• What you need to do
Keep only the lines where "title" appears.

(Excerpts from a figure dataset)

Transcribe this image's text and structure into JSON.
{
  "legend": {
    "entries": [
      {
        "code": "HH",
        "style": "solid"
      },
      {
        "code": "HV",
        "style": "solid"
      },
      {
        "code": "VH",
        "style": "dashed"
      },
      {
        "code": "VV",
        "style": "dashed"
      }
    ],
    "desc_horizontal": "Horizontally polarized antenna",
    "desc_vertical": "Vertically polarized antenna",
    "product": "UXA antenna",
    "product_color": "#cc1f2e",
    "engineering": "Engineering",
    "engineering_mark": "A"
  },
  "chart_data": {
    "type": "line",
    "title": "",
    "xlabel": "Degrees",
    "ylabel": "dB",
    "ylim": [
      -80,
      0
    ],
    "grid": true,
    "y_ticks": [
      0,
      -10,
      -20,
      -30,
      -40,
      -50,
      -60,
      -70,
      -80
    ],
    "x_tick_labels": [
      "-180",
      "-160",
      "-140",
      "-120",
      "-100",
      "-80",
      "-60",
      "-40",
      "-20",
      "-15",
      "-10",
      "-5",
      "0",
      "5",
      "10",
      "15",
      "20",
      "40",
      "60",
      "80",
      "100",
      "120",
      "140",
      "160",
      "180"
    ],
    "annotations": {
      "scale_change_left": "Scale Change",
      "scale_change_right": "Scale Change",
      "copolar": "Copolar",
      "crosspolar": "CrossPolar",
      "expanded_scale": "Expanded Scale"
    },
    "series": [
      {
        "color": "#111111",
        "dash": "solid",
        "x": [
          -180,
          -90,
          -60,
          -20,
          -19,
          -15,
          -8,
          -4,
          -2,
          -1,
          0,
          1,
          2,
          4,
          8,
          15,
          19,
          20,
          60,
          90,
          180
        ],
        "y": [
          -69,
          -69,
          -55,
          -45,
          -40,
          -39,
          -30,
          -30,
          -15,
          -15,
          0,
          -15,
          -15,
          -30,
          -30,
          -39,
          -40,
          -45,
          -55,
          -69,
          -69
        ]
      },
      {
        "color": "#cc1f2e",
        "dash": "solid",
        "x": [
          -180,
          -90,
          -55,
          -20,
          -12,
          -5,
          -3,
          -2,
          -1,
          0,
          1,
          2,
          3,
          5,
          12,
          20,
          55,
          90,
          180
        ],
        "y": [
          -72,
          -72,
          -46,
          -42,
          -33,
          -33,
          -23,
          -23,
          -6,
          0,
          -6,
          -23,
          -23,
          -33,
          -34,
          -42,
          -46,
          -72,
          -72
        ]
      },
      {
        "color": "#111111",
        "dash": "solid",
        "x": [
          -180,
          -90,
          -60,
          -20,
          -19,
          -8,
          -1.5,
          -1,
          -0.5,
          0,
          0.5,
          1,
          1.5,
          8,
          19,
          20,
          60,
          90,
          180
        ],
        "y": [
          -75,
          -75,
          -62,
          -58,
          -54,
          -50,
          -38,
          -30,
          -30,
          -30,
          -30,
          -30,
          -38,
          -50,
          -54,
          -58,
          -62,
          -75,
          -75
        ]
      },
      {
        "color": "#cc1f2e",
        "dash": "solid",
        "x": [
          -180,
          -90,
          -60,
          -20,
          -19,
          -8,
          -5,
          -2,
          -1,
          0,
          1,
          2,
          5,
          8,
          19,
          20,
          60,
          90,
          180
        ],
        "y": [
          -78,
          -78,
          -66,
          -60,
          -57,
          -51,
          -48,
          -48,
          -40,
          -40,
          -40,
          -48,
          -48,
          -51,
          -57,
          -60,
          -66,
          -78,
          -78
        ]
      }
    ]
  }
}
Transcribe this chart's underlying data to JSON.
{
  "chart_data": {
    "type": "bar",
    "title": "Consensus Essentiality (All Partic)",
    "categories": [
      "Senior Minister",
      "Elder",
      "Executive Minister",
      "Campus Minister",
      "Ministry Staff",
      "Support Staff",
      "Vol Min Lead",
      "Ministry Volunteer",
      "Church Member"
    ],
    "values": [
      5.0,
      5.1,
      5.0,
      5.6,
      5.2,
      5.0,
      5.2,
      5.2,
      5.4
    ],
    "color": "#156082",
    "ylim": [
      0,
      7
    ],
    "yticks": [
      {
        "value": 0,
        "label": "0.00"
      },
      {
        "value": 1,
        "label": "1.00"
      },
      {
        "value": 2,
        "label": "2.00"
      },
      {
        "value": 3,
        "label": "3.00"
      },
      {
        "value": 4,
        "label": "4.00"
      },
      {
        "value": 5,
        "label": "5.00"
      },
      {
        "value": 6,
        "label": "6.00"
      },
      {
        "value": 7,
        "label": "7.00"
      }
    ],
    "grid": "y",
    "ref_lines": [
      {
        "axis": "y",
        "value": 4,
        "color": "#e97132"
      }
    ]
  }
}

• Finished answer
    "title": "",
    "title": "Consensus Essentiality (All Partic)",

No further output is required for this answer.